## Stated exercise
Pick out the lines below that contain the string "true" and copy them all.
───
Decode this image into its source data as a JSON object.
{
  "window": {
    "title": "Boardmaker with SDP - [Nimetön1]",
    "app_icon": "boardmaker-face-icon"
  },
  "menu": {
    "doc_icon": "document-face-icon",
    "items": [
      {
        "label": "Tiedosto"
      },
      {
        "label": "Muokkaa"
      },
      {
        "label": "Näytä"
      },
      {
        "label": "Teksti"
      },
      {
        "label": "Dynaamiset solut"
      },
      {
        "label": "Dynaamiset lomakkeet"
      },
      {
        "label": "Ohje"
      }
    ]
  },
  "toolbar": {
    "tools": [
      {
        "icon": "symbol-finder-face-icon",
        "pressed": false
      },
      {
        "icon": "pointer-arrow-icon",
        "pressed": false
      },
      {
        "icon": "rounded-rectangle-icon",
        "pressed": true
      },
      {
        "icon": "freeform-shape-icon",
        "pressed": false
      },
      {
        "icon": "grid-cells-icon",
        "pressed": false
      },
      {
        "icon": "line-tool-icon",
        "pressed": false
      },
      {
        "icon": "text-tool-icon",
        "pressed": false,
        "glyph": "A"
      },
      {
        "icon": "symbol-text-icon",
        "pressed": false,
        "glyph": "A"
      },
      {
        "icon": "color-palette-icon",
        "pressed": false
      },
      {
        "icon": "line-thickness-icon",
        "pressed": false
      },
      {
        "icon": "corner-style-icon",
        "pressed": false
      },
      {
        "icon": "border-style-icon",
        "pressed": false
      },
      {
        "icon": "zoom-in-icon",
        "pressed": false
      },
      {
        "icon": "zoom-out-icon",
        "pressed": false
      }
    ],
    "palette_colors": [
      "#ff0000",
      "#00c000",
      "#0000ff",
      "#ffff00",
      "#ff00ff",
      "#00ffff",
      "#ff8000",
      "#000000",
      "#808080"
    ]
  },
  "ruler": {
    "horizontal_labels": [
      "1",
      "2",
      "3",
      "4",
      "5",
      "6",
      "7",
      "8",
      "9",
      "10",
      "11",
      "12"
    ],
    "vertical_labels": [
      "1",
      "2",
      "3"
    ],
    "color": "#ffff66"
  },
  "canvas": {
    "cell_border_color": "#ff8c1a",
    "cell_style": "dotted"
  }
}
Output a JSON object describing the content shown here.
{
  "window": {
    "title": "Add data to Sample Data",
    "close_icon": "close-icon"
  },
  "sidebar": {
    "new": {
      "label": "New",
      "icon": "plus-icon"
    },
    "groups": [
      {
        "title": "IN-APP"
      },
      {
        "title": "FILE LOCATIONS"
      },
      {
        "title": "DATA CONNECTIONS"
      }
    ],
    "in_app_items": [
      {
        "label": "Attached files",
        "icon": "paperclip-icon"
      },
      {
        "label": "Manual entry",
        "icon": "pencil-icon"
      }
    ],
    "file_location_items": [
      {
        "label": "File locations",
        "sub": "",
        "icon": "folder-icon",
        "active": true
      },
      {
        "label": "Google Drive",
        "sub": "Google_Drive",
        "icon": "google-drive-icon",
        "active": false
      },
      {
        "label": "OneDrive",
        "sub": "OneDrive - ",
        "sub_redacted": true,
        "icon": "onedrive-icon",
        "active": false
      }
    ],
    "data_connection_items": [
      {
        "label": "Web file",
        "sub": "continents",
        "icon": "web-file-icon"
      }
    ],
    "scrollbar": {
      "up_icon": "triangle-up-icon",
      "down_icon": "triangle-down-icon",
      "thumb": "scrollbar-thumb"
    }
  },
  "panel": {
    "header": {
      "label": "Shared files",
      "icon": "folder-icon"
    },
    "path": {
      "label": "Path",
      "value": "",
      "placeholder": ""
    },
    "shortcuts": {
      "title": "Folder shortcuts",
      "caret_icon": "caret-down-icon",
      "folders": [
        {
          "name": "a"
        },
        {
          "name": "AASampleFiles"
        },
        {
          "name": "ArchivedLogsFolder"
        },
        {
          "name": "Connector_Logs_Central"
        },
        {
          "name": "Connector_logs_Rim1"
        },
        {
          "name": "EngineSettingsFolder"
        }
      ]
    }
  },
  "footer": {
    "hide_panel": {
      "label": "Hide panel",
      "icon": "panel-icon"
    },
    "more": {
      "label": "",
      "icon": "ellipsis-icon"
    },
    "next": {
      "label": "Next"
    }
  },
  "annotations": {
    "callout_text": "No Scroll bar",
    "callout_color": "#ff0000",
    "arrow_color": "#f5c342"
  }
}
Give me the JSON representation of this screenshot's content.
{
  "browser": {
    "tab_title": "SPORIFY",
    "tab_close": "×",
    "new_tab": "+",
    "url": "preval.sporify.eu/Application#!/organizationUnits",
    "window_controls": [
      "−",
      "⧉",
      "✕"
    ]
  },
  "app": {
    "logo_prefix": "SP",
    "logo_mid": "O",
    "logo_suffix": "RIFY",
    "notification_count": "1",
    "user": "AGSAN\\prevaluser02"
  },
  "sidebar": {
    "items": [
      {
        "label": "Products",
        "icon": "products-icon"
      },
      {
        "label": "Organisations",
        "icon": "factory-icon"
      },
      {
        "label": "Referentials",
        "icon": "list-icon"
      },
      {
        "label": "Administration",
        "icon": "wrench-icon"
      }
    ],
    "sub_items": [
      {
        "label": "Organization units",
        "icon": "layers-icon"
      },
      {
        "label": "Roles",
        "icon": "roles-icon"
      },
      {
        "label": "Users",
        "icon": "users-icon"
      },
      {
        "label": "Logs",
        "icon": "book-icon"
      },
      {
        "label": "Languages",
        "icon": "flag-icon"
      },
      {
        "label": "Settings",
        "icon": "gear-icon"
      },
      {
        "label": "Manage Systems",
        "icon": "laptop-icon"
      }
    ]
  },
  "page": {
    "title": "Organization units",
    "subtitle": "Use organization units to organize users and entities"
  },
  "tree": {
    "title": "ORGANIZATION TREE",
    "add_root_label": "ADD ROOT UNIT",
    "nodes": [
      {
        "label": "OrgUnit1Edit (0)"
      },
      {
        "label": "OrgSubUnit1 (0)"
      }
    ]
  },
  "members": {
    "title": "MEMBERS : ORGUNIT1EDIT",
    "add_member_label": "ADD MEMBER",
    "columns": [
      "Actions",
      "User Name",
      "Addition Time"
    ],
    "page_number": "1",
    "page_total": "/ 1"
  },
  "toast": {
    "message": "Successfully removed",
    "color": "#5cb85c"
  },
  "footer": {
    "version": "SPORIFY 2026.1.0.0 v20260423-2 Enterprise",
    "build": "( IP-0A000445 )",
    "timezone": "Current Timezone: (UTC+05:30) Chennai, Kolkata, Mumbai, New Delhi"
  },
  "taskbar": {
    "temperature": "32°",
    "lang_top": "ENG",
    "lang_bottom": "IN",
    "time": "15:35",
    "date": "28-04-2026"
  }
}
───
## Task result
        "pressed": true
        "active": true
        "sub_redacted": true,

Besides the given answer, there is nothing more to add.